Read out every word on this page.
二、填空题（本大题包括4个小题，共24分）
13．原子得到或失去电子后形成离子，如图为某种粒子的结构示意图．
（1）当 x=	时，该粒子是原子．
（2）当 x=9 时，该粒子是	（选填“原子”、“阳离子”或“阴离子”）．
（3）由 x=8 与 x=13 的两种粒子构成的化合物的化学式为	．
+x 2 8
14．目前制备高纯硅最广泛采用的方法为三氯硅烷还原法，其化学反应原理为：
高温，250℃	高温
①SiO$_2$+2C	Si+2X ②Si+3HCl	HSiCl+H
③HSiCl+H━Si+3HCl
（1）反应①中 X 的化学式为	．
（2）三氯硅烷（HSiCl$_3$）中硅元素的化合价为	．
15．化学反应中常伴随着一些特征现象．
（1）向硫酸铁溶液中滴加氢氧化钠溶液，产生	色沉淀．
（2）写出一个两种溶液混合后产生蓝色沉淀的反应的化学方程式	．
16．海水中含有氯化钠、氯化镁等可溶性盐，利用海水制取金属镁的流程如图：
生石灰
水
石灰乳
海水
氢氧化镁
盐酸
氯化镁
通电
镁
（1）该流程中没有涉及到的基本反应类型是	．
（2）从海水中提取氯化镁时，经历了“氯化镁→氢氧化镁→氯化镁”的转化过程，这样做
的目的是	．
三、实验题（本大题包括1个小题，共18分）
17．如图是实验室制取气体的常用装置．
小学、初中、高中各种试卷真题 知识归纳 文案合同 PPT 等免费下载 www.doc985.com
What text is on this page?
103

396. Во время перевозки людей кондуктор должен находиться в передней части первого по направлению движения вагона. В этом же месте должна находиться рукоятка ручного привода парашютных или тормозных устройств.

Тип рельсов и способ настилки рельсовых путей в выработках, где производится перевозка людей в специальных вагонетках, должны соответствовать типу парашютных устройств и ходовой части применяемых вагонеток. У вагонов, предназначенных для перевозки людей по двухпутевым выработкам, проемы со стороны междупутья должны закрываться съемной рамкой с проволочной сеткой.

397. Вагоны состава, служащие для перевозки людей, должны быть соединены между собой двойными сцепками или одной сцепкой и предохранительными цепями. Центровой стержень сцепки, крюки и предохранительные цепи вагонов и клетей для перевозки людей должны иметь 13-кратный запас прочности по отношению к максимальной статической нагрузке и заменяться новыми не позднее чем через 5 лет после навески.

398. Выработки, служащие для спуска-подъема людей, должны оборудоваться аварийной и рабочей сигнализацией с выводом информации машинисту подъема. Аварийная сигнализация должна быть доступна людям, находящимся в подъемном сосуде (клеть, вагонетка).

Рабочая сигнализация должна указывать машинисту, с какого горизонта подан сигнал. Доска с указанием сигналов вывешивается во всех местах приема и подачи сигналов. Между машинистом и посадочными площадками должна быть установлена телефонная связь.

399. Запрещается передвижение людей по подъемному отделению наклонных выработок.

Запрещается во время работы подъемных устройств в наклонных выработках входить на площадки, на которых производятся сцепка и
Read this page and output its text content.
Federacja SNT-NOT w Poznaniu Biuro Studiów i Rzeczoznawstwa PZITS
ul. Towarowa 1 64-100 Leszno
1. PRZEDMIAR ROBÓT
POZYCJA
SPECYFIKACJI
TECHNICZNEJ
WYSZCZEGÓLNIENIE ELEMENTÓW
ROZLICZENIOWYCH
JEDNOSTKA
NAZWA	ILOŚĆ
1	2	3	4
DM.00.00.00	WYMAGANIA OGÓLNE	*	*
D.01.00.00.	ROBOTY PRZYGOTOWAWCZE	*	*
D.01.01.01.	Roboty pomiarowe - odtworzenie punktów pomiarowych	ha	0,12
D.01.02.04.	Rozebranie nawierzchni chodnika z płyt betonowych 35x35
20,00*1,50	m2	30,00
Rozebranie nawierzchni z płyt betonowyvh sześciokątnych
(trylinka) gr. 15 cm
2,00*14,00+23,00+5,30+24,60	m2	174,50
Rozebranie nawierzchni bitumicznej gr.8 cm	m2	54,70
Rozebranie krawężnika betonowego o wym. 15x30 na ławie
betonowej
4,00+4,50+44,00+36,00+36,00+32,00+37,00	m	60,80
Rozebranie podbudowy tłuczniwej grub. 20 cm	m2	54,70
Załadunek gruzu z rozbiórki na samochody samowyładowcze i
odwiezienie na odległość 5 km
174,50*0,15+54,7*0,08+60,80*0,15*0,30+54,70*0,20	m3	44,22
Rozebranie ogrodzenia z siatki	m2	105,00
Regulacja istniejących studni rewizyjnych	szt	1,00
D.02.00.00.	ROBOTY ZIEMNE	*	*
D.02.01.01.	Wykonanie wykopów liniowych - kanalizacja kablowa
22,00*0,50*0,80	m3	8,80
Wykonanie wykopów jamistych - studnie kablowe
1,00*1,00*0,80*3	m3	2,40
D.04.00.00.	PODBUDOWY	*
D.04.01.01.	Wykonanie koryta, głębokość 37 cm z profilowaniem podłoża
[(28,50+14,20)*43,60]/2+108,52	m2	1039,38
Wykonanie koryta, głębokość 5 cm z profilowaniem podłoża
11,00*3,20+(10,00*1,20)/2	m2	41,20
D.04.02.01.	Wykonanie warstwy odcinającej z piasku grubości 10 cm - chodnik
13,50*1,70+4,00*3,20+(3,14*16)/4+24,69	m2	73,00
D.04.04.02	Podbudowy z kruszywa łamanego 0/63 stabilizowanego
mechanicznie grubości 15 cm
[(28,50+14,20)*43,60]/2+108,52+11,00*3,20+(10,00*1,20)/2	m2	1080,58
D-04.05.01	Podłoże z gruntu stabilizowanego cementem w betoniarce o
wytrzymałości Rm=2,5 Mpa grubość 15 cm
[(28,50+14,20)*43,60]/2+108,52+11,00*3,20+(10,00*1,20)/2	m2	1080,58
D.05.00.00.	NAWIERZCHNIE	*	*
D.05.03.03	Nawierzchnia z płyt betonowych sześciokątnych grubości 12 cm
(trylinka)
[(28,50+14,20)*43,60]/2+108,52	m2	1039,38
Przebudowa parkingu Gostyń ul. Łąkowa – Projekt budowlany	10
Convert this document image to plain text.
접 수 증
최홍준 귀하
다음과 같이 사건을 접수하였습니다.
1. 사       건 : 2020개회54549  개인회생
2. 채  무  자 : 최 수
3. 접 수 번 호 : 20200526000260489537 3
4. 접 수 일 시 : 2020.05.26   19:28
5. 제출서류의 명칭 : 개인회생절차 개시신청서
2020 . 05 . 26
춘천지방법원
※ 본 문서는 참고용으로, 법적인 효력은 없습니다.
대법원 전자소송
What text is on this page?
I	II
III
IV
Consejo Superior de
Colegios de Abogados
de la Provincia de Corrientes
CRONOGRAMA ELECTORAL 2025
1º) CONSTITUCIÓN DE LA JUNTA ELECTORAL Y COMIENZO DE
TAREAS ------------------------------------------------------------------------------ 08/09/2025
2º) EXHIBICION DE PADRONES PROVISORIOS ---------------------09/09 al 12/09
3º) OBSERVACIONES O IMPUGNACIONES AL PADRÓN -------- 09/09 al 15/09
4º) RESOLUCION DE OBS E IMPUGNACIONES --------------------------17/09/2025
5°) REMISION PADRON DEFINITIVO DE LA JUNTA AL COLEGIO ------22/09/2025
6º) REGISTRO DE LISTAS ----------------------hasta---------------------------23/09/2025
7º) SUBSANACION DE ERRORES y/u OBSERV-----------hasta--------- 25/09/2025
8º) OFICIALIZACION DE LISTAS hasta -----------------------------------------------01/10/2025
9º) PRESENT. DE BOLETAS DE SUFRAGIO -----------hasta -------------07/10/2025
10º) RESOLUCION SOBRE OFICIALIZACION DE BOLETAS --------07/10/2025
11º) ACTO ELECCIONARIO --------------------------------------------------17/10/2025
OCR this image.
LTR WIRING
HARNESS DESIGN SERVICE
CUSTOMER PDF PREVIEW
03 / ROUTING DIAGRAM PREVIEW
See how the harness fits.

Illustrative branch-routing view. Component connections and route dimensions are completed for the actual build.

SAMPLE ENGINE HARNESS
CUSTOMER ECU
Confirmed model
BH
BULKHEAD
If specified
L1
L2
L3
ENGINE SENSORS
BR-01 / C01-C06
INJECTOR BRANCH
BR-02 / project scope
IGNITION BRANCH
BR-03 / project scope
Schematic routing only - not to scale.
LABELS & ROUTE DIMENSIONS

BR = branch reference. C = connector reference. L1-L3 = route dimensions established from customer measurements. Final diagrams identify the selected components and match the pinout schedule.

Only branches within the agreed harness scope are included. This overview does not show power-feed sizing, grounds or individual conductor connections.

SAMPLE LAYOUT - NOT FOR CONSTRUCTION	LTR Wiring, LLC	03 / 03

------

> **Prompt**: Starting with the line that contains "OCR this image.", repeat each line through the last one exactly as it appears. Include both ends and nothing more.

> **Finished answer**:
OCR this image.
LTR WIRING
HARNESS DESIGN SERVICE
CUSTOMER PDF PREVIEW
03 / ROUTING DIAGRAM PREVIEW
See how the harness fits.

Illustrative branch-routing view. Component connections and route dimensions are completed for the actual build.

SAMPLE ENGINE HARNESS
CUSTOMER ECU
Confirmed model
BH
BULKHEAD
If specified
L1
L2
L3
ENGINE SENSORS
BR-01 / C01-C06
INJECTOR BRANCH
BR-02 / project scope
IGNITION BRANCH
BR-03 / project scope
Schematic routing only - not to scale.
LABELS & ROUTE DIMENSIONS

BR = branch reference. C = connector reference. L1-L3 = route dimensions established from customer measurements. Final diagrams identify the selected components and match the pinout schedule.

Only branches within the agreed harness scope are included. This overview does not show power-feed sizing, grounds or individual conductor connections.

SAMPLE LAYOUT - NOT FOR CONSTRUCTION	LTR Wiring, LLC	03 / 03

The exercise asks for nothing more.